** What to do **
Give the data below again exactly as written, without its pictures.

* Start Material to process *

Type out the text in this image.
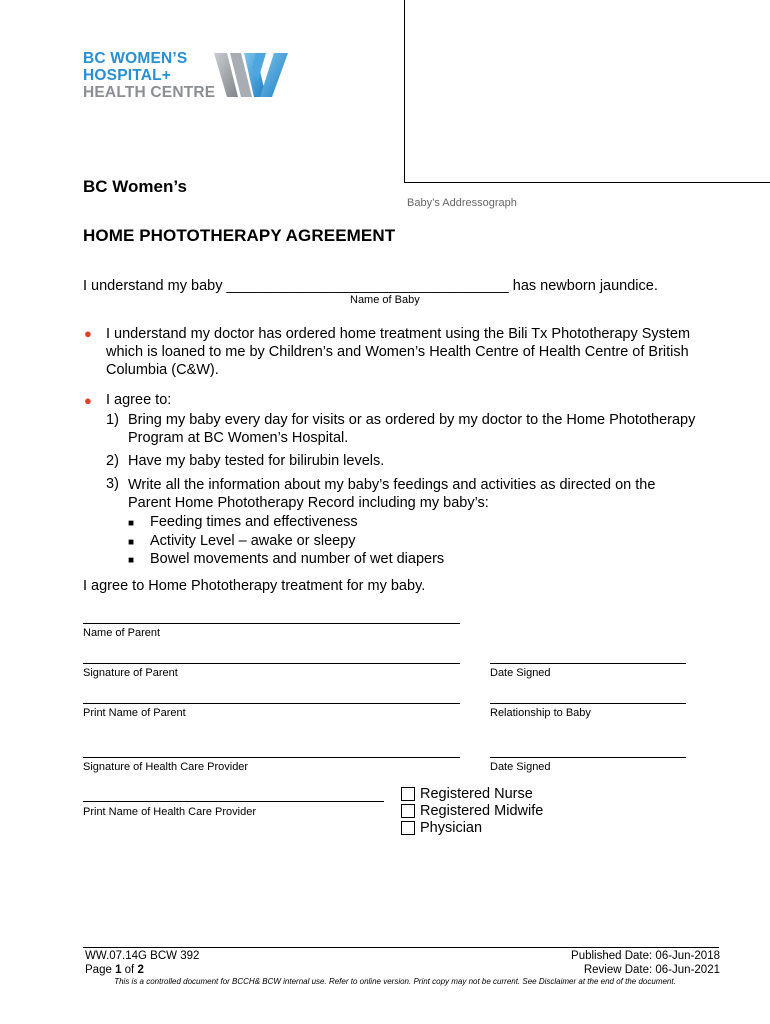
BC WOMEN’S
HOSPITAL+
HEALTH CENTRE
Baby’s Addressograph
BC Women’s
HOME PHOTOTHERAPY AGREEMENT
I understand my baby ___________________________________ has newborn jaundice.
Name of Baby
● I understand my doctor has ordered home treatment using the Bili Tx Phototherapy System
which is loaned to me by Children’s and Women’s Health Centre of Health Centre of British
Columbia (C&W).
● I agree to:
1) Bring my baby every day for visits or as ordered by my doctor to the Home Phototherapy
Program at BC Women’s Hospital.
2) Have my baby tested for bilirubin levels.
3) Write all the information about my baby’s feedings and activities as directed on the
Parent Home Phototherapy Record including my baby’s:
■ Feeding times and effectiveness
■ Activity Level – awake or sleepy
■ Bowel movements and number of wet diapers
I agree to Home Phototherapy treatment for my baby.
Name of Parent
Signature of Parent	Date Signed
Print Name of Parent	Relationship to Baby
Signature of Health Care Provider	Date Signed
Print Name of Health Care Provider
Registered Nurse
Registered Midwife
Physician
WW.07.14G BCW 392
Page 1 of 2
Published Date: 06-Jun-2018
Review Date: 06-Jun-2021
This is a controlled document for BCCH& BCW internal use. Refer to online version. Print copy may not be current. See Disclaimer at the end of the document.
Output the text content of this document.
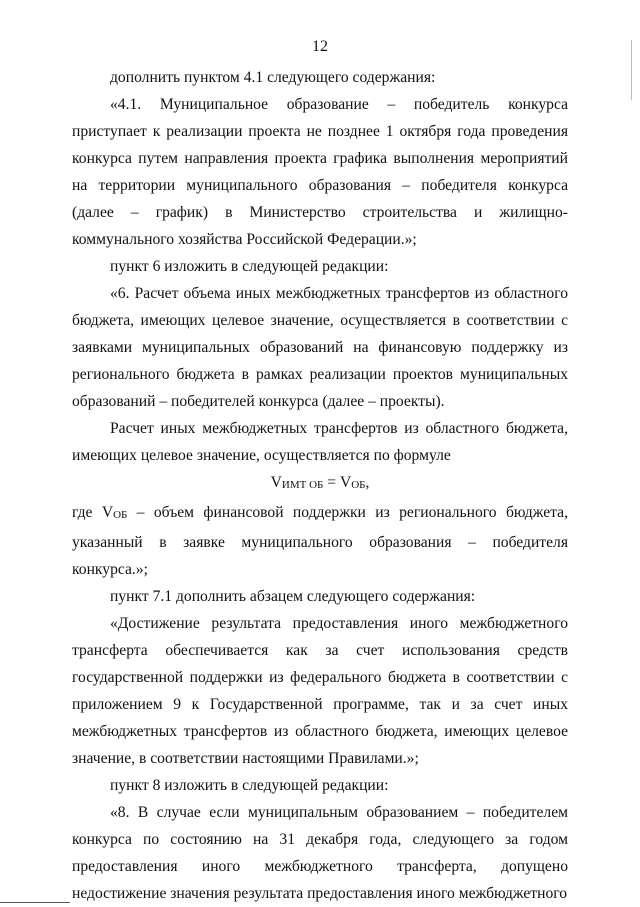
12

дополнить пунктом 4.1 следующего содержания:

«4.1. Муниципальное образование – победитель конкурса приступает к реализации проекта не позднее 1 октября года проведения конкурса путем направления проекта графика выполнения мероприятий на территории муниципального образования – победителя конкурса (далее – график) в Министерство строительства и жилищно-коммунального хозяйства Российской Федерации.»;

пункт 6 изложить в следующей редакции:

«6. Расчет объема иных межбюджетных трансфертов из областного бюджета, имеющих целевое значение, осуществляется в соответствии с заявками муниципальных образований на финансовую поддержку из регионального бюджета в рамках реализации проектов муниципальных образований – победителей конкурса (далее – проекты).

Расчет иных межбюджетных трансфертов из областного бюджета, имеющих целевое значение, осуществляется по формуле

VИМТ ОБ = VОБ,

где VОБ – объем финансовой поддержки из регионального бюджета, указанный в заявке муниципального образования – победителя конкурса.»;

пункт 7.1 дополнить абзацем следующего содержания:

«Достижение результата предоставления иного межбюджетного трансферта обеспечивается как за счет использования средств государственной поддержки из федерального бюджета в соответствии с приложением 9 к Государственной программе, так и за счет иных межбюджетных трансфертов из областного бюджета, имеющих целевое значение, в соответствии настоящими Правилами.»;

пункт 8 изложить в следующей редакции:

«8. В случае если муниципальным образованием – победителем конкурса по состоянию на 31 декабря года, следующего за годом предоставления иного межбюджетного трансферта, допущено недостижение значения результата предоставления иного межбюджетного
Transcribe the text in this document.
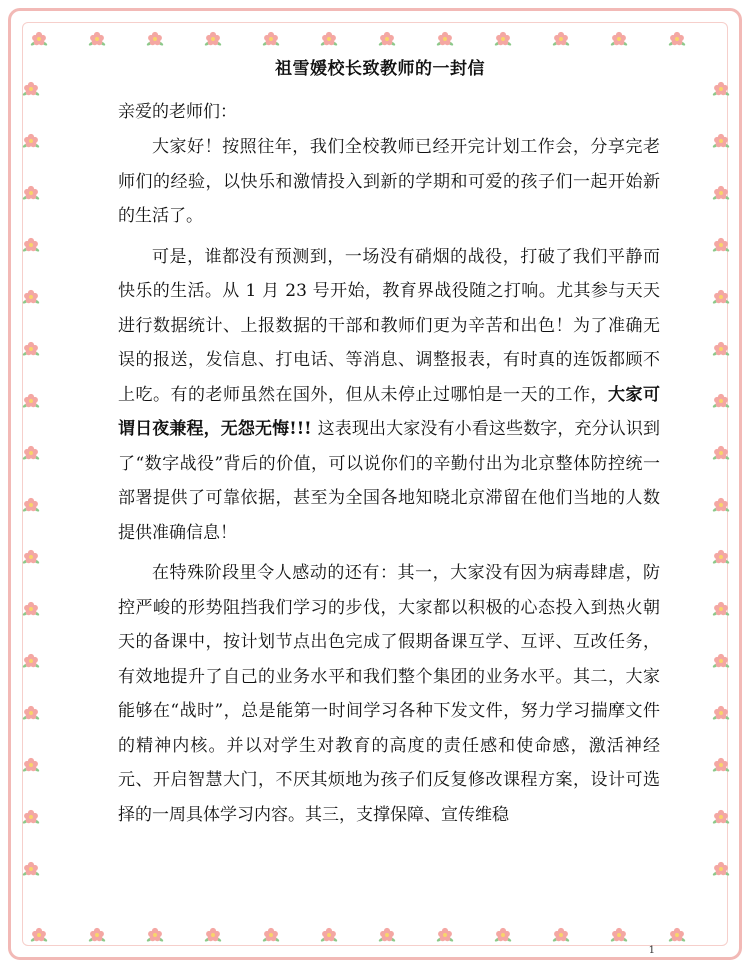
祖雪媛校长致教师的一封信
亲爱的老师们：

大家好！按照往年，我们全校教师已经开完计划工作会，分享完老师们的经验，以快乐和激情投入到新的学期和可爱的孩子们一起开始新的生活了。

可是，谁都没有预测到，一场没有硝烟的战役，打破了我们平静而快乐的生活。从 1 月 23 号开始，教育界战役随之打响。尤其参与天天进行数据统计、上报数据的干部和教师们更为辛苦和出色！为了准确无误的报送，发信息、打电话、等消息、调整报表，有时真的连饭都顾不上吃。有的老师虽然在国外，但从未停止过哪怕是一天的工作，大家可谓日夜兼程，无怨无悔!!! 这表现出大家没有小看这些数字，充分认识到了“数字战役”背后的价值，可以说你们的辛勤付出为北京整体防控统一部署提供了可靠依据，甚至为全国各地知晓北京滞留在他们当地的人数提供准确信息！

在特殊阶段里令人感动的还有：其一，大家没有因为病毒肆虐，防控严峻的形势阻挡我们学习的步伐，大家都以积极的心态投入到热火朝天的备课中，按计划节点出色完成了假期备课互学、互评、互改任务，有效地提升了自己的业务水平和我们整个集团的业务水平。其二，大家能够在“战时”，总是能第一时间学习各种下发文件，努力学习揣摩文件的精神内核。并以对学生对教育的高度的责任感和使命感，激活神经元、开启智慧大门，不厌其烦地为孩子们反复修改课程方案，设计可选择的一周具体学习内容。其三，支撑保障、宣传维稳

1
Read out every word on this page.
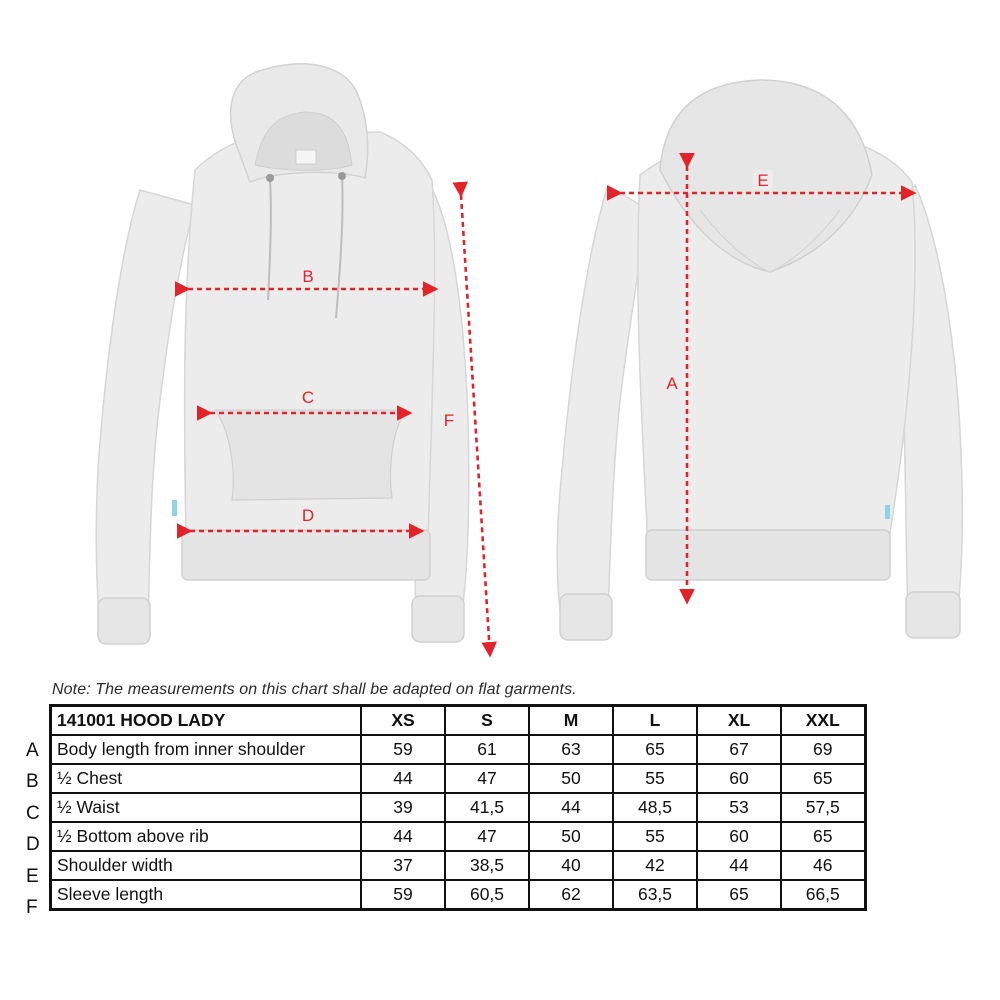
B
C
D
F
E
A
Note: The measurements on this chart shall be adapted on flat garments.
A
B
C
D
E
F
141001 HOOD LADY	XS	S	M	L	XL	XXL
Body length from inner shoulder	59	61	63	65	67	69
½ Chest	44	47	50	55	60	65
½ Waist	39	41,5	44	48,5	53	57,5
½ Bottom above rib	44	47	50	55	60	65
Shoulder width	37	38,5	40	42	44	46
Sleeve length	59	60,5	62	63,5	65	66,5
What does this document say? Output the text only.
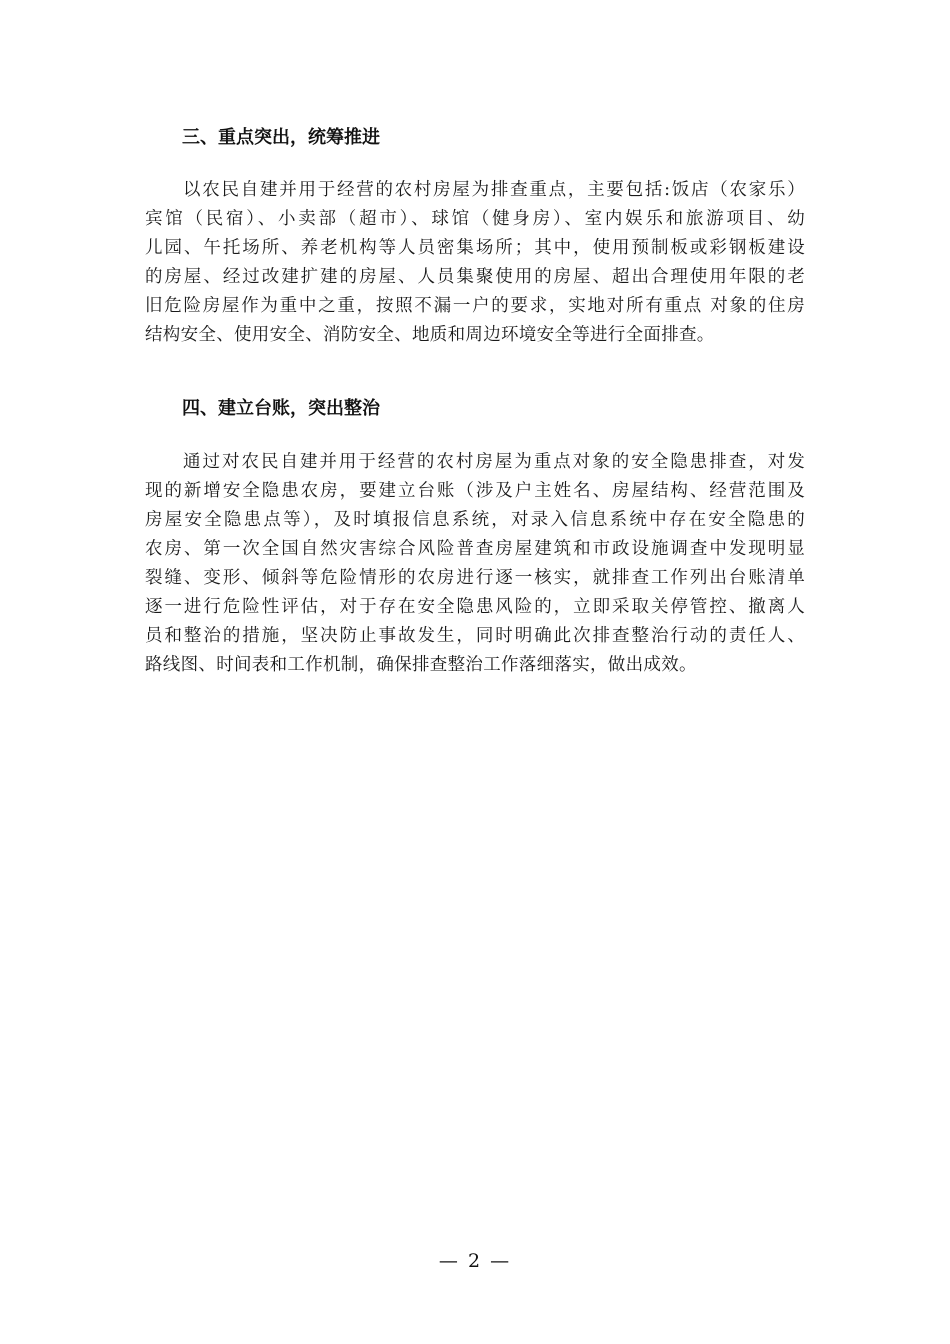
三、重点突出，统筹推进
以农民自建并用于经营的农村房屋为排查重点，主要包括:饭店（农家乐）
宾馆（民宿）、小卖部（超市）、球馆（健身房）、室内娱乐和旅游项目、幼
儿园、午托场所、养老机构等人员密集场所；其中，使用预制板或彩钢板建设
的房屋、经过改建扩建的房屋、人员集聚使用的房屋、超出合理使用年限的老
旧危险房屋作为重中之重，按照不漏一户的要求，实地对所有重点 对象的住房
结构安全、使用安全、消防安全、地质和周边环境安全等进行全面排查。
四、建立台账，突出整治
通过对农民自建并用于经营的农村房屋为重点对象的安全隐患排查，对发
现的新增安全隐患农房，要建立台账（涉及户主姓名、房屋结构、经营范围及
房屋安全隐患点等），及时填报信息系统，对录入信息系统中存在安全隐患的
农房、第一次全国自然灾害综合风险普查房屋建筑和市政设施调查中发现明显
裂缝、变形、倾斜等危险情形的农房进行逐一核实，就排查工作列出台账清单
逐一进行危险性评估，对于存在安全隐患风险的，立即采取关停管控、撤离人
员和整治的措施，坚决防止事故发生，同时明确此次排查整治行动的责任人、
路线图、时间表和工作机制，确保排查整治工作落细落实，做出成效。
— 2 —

* End Material to process *

** Complete response **
Type out the text in this image.
BC WOMEN’S
HOSPITAL+
HEALTH CENTRE
Baby’s Addressograph
BC Women’s
HOME PHOTOTHERAPY AGREEMENT
I understand my baby ___________________________________ has newborn jaundice.
Name of Baby
● I understand my doctor has ordered home treatment using the Bili Tx Phototherapy System
which is loaned to me by Children’s and Women’s Health Centre of Health Centre of British
Columbia (C&W).
● I agree to:
1) Bring my baby every day for visits or as ordered by my doctor to the Home Phototherapy
Program at BC Women’s Hospital.
2) Have my baby tested for bilirubin levels.
3) Write all the information about my baby’s feedings and activities as directed on the
Parent Home Phototherapy Record including my baby’s:
■ Feeding times and effectiveness
■ Activity Level – awake or sleepy
■ Bowel movements and number of wet diapers
I agree to Home Phototherapy treatment for my baby.
Name of Parent
Signature of Parent	Date Signed
Print Name of Parent	Relationship to Baby
Signature of Health Care Provider	Date Signed
Print Name of Health Care Provider
Registered Nurse
Registered Midwife
Physician
WW.07.14G BCW 392
Page 1 of 2
Published Date: 06-Jun-2018
Review Date: 06-Jun-2021
This is a controlled document for BCCH& BCW internal use. Refer to online version. Print copy may not be current. See Disclaimer at the end of the document.
Output the text content of this document.
12

дополнить пунктом 4.1 следующего содержания:

«4.1. Муниципальное образование – победитель конкурса приступает к реализации проекта не позднее 1 октября года проведения конкурса путем направления проекта графика выполнения мероприятий на территории муниципального образования – победителя конкурса (далее – график) в Министерство строительства и жилищно-коммунального хозяйства Российской Федерации.»;

пункт 6 изложить в следующей редакции:

«6. Расчет объема иных межбюджетных трансфертов из областного бюджета, имеющих целевое значение, осуществляется в соответствии с заявками муниципальных образований на финансовую поддержку из регионального бюджета в рамках реализации проектов муниципальных образований – победителей конкурса (далее – проекты).

Расчет иных межбюджетных трансфертов из областного бюджета, имеющих целевое значение, осуществляется по формуле

VИМТ ОБ = VОБ,

где VОБ – объем финансовой поддержки из регионального бюджета, указанный в заявке муниципального образования – победителя конкурса.»;

пункт 7.1 дополнить абзацем следующего содержания:

«Достижение результата предоставления иного межбюджетного трансферта обеспечивается как за счет использования средств государственной поддержки из федерального бюджета в соответствии с приложением 9 к Государственной программе, так и за счет иных межбюджетных трансфертов из областного бюджета, имеющих целевое значение, в соответствии настоящими Правилами.»;

пункт 8 изложить в следующей редакции:

«8. В случае если муниципальным образованием – победителем конкурса по состоянию на 31 декабря года, следующего за годом предоставления иного межбюджетного трансферта, допущено недостижение значения результата предоставления иного межбюджетного
Transcribe the text in this document.
祖雪媛校长致教师的一封信
亲爱的老师们：

大家好！按照往年，我们全校教师已经开完计划工作会，分享完老师们的经验，以快乐和激情投入到新的学期和可爱的孩子们一起开始新的生活了。

可是，谁都没有预测到，一场没有硝烟的战役，打破了我们平静而快乐的生活。从 1 月 23 号开始，教育界战役随之打响。尤其参与天天进行数据统计、上报数据的干部和教师们更为辛苦和出色！为了准确无误的报送，发信息、打电话、等消息、调整报表，有时真的连饭都顾不上吃。有的老师虽然在国外，但从未停止过哪怕是一天的工作，大家可谓日夜兼程，无怨无悔!!! 这表现出大家没有小看这些数字，充分认识到了“数字战役”背后的价值，可以说你们的辛勤付出为北京整体防控统一部署提供了可靠依据，甚至为全国各地知晓北京滞留在他们当地的人数提供准确信息！

在特殊阶段里令人感动的还有：其一，大家没有因为病毒肆虐，防控严峻的形势阻挡我们学习的步伐，大家都以积极的心态投入到热火朝天的备课中，按计划节点出色完成了假期备课互学、互评、互改任务，有效地提升了自己的业务水平和我们整个集团的业务水平。其二，大家能够在“战时”，总是能第一时间学习各种下发文件，努力学习揣摩文件的精神内核。并以对学生对教育的高度的责任感和使命感，激活神经元、开启智慧大门，不厌其烦地为孩子们反复修改课程方案，设计可选择的一周具体学习内容。其三，支撑保障、宣传维稳

1
Read out every word on this page.
B
C
D
F
E
A
Note: The measurements on this chart shall be adapted on flat garments.
A
B
C
D
E
F
141001 HOOD LADY	XS	S	M	L	XL	XXL
Body length from inner shoulder	59	61	63	65	67	69
½ Chest	44	47	50	55	60	65
½ Waist	39	41,5	44	48,5	53	57,5
½ Bottom above rib	44	47	50	55	60	65
Shoulder width	37	38,5	40	42	44	46
Sleeve length	59	60,5	62	63,5	65	66,5
What does this document say? Output the text only.
三、重点突出，统筹推进
以农民自建并用于经营的农村房屋为排查重点，主要包括:饭店（农家乐）
宾馆（民宿）、小卖部（超市）、球馆（健身房）、室内娱乐和旅游项目、幼
儿园、午托场所、养老机构等人员密集场所；其中，使用预制板或彩钢板建设
的房屋、经过改建扩建的房屋、人员集聚使用的房屋、超出合理使用年限的老
旧危险房屋作为重中之重，按照不漏一户的要求，实地对所有重点 对象的住房
结构安全、使用安全、消防安全、地质和周边环境安全等进行全面排查。
四、建立台账，突出整治
通过对农民自建并用于经营的农村房屋为重点对象的安全隐患排查，对发
现的新增安全隐患农房，要建立台账（涉及户主姓名、房屋结构、经营范围及
房屋安全隐患点等），及时填报信息系统，对录入信息系统中存在安全隐患的
农房、第一次全国自然灾害综合风险普查房屋建筑和市政设施调查中发现明显
裂缝、变形、倾斜等危险情形的农房进行逐一核实，就排查工作列出台账清单
逐一进行危险性评估，对于存在安全隐患风险的，立即采取关停管控、撤离人
员和整治的措施，坚决防止事故发生，同时明确此次排查整治行动的责任人、
路线图、时间表和工作机制，确保排查整治工作落细落实，做出成效。
— 2 —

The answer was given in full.